- **GOAL A**
In the forum thread, which moderator does GuerillaKilla say to contact?

# Source help



## Big L (Sep 1, 2015)

Need help from a mod about being listed


----------



## HydroEJP88 (Sep 1, 2015)

Listed for what? We're not a source board so it won't do you any good here


----------



## GuerillaKilla (Sep 1, 2015)

Contact Ziegler. He's a mod here.


----------



## PillarofBalance (Sep 1, 2015)

Big L said:


> Need help from a mod about being listed


No thank you. We don't host sources at this board.

You are free to post in our uncensored section just keep in mind it is uncensored. The guys here don't appreciate people coming out of the woodwork and posting a list. You will basically be throwing yourself to the wolves.

And be sure to read that forums rules. No contact info no prices etc...


----------



## NbleSavage (Sep 1, 2015)

You want to enlist?

Thanks in advance for your service!


----------



## Joliver (Sep 1, 2015)

<-------sheep. 

Send some samples to: 

Mr Coanbread
600-700 Army-Navy Drive
Arlington, Virginia 22202


----------



## ToolSteel (Sep 1, 2015)

Ha! I wish that was your address. I got something I'd send you.


----------



## AlphaD (Sep 1, 2015)

Must be legit.  Thanks for the great post.


----------



## biggerben692000 (Sep 2, 2015)

I want the name of your marketing guy. Immediately. Got a mailing list I want you guys to be a part of. We target Senegal and all of Muslim controlled Africa. Payments and deliveries handled by French Missionaries, UNICEF security detail officers, and my sister who is on staff with Dr's W/out Borders. She's an Anesthesiologist so she is THE hookup.


----------



## Tren4Life (Sep 2, 2015)

Wolf 1 reporting for duty.


----------

- **EXCERPTED DATA**

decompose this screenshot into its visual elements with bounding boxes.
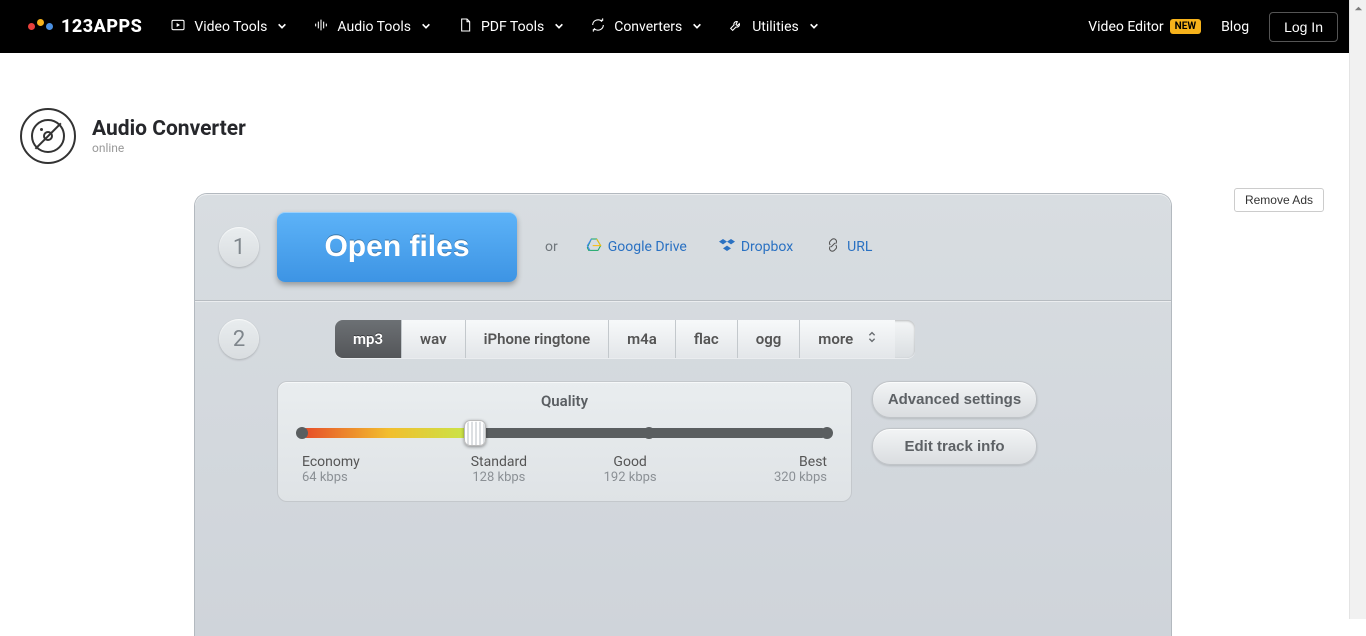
play-rect-icon (170, 17, 186, 37)
open-files-button[interactable]: Open files (277, 212, 517, 282)
slider-fill (302, 428, 475, 438)
link-label: URL (847, 239, 872, 255)
step-1-row: 1 Open files or Google Drive Dropbox URL (195, 194, 1171, 301)
quality-label: Economy64 kbps (302, 454, 433, 485)
edit-track-info-button[interactable]: Edit track info (872, 428, 1037, 465)
or-text: or (545, 239, 558, 255)
app-title-block: Audio Converter online (92, 117, 246, 155)
nav-label: Audio Tools (337, 19, 411, 35)
nav-converters[interactable]: Converters (590, 17, 702, 37)
chevron-down-icon (692, 19, 702, 35)
slider-stop[interactable] (821, 427, 833, 439)
top-nav: 123APPS Video Tools Audio Tools PDF Tool… (0, 0, 1366, 53)
source-dropbox[interactable]: Dropbox (719, 237, 793, 257)
link-label: Google Drive (608, 239, 687, 255)
quality-label: Standard128 kbps (433, 454, 564, 485)
slider-stop[interactable] (643, 427, 655, 439)
quality-box: Quality Economy64 kbps Standard128 kbps … (277, 381, 852, 502)
nav-items: Video Tools Audio Tools PDF Tools Conver… (170, 17, 818, 37)
page-title: Audio Converter (92, 117, 246, 141)
tab-wav[interactable]: wav (402, 320, 466, 358)
nav-label: Video Tools (194, 19, 267, 35)
page-subtitle: online (92, 141, 246, 155)
source-google-drive[interactable]: Google Drive (586, 237, 687, 257)
quality-title: Quality (302, 392, 827, 410)
remove-ads-button[interactable]: Remove Ads (1234, 188, 1324, 212)
tab-mp3[interactable]: mp3 (335, 320, 402, 358)
nav-label: Converters (614, 19, 682, 35)
quality-slider[interactable] (302, 422, 827, 444)
logo[interactable]: 123APPS (28, 16, 142, 37)
gdrive-icon (586, 237, 602, 257)
nav-blog[interactable]: Blog (1221, 19, 1249, 35)
sound-wave-icon (313, 17, 329, 37)
dropbox-icon (719, 237, 735, 257)
chevron-down-icon (421, 19, 431, 35)
step-number: 2 (219, 319, 259, 359)
scrollbar[interactable] (1349, 0, 1366, 619)
link-label: Blog (1221, 19, 1249, 35)
source-url[interactable]: URL (825, 237, 872, 257)
nav-video-tools[interactable]: Video Tools (170, 17, 287, 37)
nav-label: PDF Tools (481, 19, 544, 35)
tab-iPhone-ringtone[interactable]: iPhone ringtone (466, 320, 610, 358)
link-label: Dropbox (741, 239, 793, 255)
quality-label: Best320 kbps (696, 454, 827, 485)
format-tabs: mp3waviPhone ringtonem4aflacoggmore (335, 320, 915, 358)
new-badge: NEW (1170, 19, 1201, 34)
remove-ads-wrap: Remove Ads (1234, 188, 1324, 212)
convert-arrows-icon (590, 17, 606, 37)
main-panel-wrap: 1 Open files or Google Drive Dropbox URL… (195, 194, 1171, 636)
logo-dots-icon (28, 23, 53, 30)
quality-labels: Economy64 kbps Standard128 kbps Good192 … (302, 454, 827, 485)
nav-audio-tools[interactable]: Audio Tools (313, 17, 431, 37)
wrench-icon (728, 17, 744, 37)
nav-video-editor[interactable]: Video Editor NEW (1088, 19, 1201, 35)
slider-handle[interactable] (464, 420, 486, 446)
step-2-row: 2 mp3waviPhone ringtonem4aflacoggmore (195, 301, 1171, 359)
tab-flac[interactable]: flac (676, 320, 738, 358)
disc-icon (20, 108, 76, 164)
side-buttons: Advanced settings Edit track info (872, 381, 1037, 465)
nav-right: Video Editor NEW Blog Log In (1088, 12, 1338, 42)
slider-stop[interactable] (296, 427, 308, 439)
advanced-settings-button[interactable]: Advanced settings (872, 381, 1037, 418)
document-icon (457, 17, 473, 37)
main-panel: 1 Open files or Google Drive Dropbox URL… (195, 194, 1171, 636)
chevron-down-icon (277, 19, 287, 35)
lower-row: Quality Economy64 kbps Standard128 kbps … (277, 381, 1147, 502)
quality-label: Good192 kbps (565, 454, 696, 485)
chevron-down-icon (809, 19, 819, 35)
page-header: Audio Converter online (0, 53, 1366, 194)
step-number: 1 (219, 227, 259, 267)
slider-track (302, 428, 827, 438)
nav-left: 123APPS Video Tools Audio Tools PDF Tool… (28, 16, 819, 37)
updown-icon (867, 330, 877, 348)
nav-label: Utilities (752, 19, 799, 35)
link-icon (825, 237, 841, 257)
nav-utilities[interactable]: Utilities (728, 17, 819, 37)
logo-text: 123APPS (61, 16, 142, 37)
scroll-up-button[interactable] (1350, 0, 1366, 17)
tab-ogg[interactable]: ogg (738, 320, 801, 358)
step-2-body: Quality Economy64 kbps Standard128 kbps … (195, 381, 1171, 636)
tab-more[interactable]: more (800, 320, 895, 358)
login-button[interactable]: Log In (1269, 12, 1338, 42)
link-label: Video Editor (1088, 19, 1163, 35)
chevron-down-icon (554, 19, 564, 35)
nav-pdf-tools[interactable]: PDF Tools (457, 17, 564, 37)
tab-m4a[interactable]: m4a (609, 320, 676, 358)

- **GOAL B**
Output the lines of the listing from the line with "play-rect-icon (170, 17, 186, 37)" up to and including the line with "edit-track-info-button[interactable]: Edit track" as a Markdown table with the columns Row and Line, leaving out blank lines.

- **EXERCISE RESULT A**
Ziegler.

- **EXERCISE RESULT B**
| Row | Line |
|---|---|
| 1 | play-rect-icon (170, 17, 186, 37) |
| 2 | open-files-button[interactable]: Open files (277, 212, 517, 282) |
| 3 | slider-fill (302, 428, 475, 438) |
| 4 | link-label: URL (847, 239, 872, 255) |
| 5 | step-1-row: 1 Open files or Google Drive Dropbox URL (195, 194, 1171, 301) |
| 6 | quality-label: Economy64 kbps (302, 454, 433, 485) |
| 7 | edit-track-info-button[interactable]: Edit track info (872, 428, 1037, 465) |